→ **Exercise brief**
Give an exact transcription of every line, dropping the images.

***** Data to process

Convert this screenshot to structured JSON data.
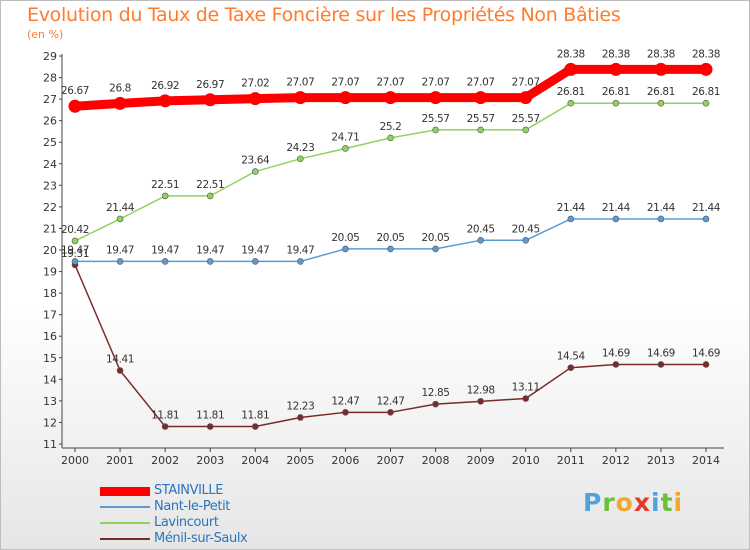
{
  "title": "Evolution du Taux de Taxe Foncière sur les Propriétés Non Bâties",
  "subtitle": "(en %)",
  "brand": {
    "letters": [
      "P",
      "r",
      "o",
      "x",
      "i",
      "t",
      "i"
    ],
    "colors": [
      "#4fa3dd",
      "#6cbf3a",
      "#f2a62a",
      "#e23b2e",
      "#4fa3dd",
      "#6cbf3a",
      "#f2a62a"
    ]
  },
  "chart_data": {
    "type": "line",
    "x": [
      "2000",
      "2001",
      "2002",
      "2003",
      "2004",
      "2005",
      "2006",
      "2007",
      "2008",
      "2009",
      "2010",
      "2011",
      "2012",
      "2013",
      "2014"
    ],
    "ylim": [
      11,
      29
    ],
    "yticks": [
      "11",
      "12",
      "13",
      "14",
      "15",
      "16",
      "17",
      "18",
      "19",
      "20",
      "21",
      "22",
      "23",
      "24",
      "25",
      "26",
      "27",
      "28",
      "29"
    ],
    "grid": false,
    "legend_position": "bottom-left",
    "series": [
      {
        "name": "STAINVILLE",
        "color": "#ff0000",
        "values": [
          26.67,
          26.8,
          26.92,
          26.97,
          27.02,
          27.07,
          27.07,
          27.07,
          27.07,
          27.07,
          27.07,
          28.38,
          28.38,
          28.38,
          28.38
        ],
        "labels": [
          "26.67",
          "26.8",
          "26.92",
          "26.97",
          "27.02",
          "27.07",
          "27.07",
          "27.07",
          "27.07",
          "27.07",
          "27.07",
          "28.38",
          "28.38",
          "28.38",
          "28.38"
        ]
      },
      {
        "name": "Nant-le-Petit",
        "color": "#5b9bd5",
        "values": [
          19.47,
          19.47,
          19.47,
          19.47,
          19.47,
          19.47,
          20.05,
          20.05,
          20.05,
          20.45,
          20.45,
          21.44,
          21.44,
          21.44,
          21.44
        ],
        "labels": [
          "19.47",
          "19.47",
          "19.47",
          "19.47",
          "19.47",
          "19.47",
          "20.05",
          "20.05",
          "20.05",
          "20.45",
          "20.45",
          "21.44",
          "21.44",
          "21.44",
          "21.44"
        ]
      },
      {
        "name": "Lavincourt",
        "color": "#8fd45a",
        "values": [
          20.42,
          21.44,
          22.51,
          22.51,
          23.64,
          24.23,
          24.71,
          25.2,
          25.57,
          25.57,
          25.57,
          26.81,
          26.81,
          26.81,
          26.81
        ],
        "labels": [
          "20.42",
          "21.44",
          "22.51",
          "22.51",
          "23.64",
          "24.23",
          "24.71",
          "25.2",
          "25.57",
          "25.57",
          "25.57",
          "26.81",
          "26.81",
          "26.81",
          "26.81"
        ]
      },
      {
        "name": "Ménil-sur-Saulx",
        "color": "#7a2a2a",
        "values": [
          19.31,
          14.41,
          11.81,
          11.81,
          11.81,
          12.23,
          12.47,
          12.47,
          12.85,
          12.98,
          13.11,
          14.54,
          14.69,
          14.69,
          14.69
        ],
        "labels": [
          "19.31",
          "14.41",
          "11.81",
          "11.81",
          "11.81",
          "12.23",
          "12.47",
          "12.47",
          "12.85",
          "12.98",
          "13.11",
          "14.54",
          "14.69",
          "14.69",
          "14.69"
        ]
      }
    ]
  }
}
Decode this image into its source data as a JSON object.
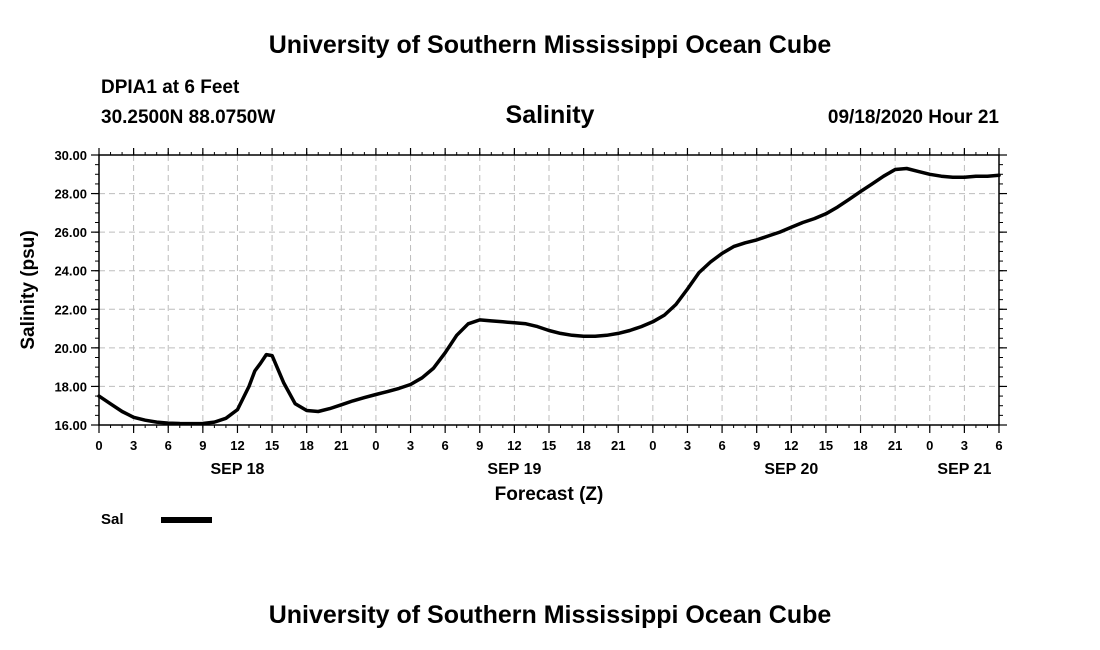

**********

→ **Response**
Convert this screenshot to structured JSON data.
{
  "title": "Evolution du Taux de Taxe Foncière sur les Propriétés Non Bâties",
  "subtitle": "(en %)",
  "brand": {
    "letters": [
      "P",
      "r",
      "o",
      "x",
      "i",
      "t",
      "i"
    ],
    "colors": [
      "#4fa3dd",
      "#6cbf3a",
      "#f2a62a",
      "#e23b2e",
      "#4fa3dd",
      "#6cbf3a",
      "#f2a62a"
    ]
  },
  "chart_data": {
    "type": "line",
    "x": [
      "2000",
      "2001",
      "2002",
      "2003",
      "2004",
      "2005",
      "2006",
      "2007",
      "2008",
      "2009",
      "2010",
      "2011",
      "2012",
      "2013",
      "2014"
    ],
    "ylim": [
      11,
      29
    ],
    "yticks": [
      "11",
      "12",
      "13",
      "14",
      "15",
      "16",
      "17",
      "18",
      "19",
      "20",
      "21",
      "22",
      "23",
      "24",
      "25",
      "26",
      "27",
      "28",
      "29"
    ],
    "grid": false,
    "legend_position": "bottom-left",
    "series": [
      {
        "name": "STAINVILLE",
        "color": "#ff0000",
        "values": [
          26.67,
          26.8,
          26.92,
          26.97,
          27.02,
          27.07,
          27.07,
          27.07,
          27.07,
          27.07,
          27.07,
          28.38,
          28.38,
          28.38,
          28.38
        ],
        "labels": [
          "26.67",
          "26.8",
          "26.92",
          "26.97",
          "27.02",
          "27.07",
          "27.07",
          "27.07",
          "27.07",
          "27.07",
          "27.07",
          "28.38",
          "28.38",
          "28.38",
          "28.38"
        ]
      },
      {
        "name": "Nant-le-Petit",
        "color": "#5b9bd5",
        "values": [
          19.47,
          19.47,
          19.47,
          19.47,
          19.47,
          19.47,
          20.05,
          20.05,
          20.05,
          20.45,
          20.45,
          21.44,
          21.44,
          21.44,
          21.44
        ],
        "labels": [
          "19.47",
          "19.47",
          "19.47",
          "19.47",
          "19.47",
          "19.47",
          "20.05",
          "20.05",
          "20.05",
          "20.45",
          "20.45",
          "21.44",
          "21.44",
          "21.44",
          "21.44"
        ]
      },
      {
        "name": "Lavincourt",
        "color": "#8fd45a",
        "values": [
          20.42,
          21.44,
          22.51,
          22.51,
          23.64,
          24.23,
          24.71,
          25.2,
          25.57,
          25.57,
          25.57,
          26.81,
          26.81,
          26.81,
          26.81
        ],
        "labels": [
          "20.42",
          "21.44",
          "22.51",
          "22.51",
          "23.64",
          "24.23",
          "24.71",
          "25.2",
          "25.57",
          "25.57",
          "25.57",
          "26.81",
          "26.81",
          "26.81",
          "26.81"
        ]
      },
      {
        "name": "Ménil-sur-Saulx",
        "color": "#7a2a2a",
        "values": [
          19.31,
          14.41,
          11.81,
          11.81,
          11.81,
          12.23,
          12.47,
          12.47,
          12.85,
          12.98,
          13.11,
          14.54,
          14.69,
          14.69,
          14.69
        ],
        "labels": [
          "19.31",
          "14.41",
          "11.81",
          "11.81",
          "11.81",
          "12.23",
          "12.47",
          "12.47",
          "12.85",
          "12.98",
          "13.11",
          "14.54",
          "14.69",
          "14.69",
          "14.69"
        ]
      }
    ]
  }
}
Decode this image into its source data as a JSON object.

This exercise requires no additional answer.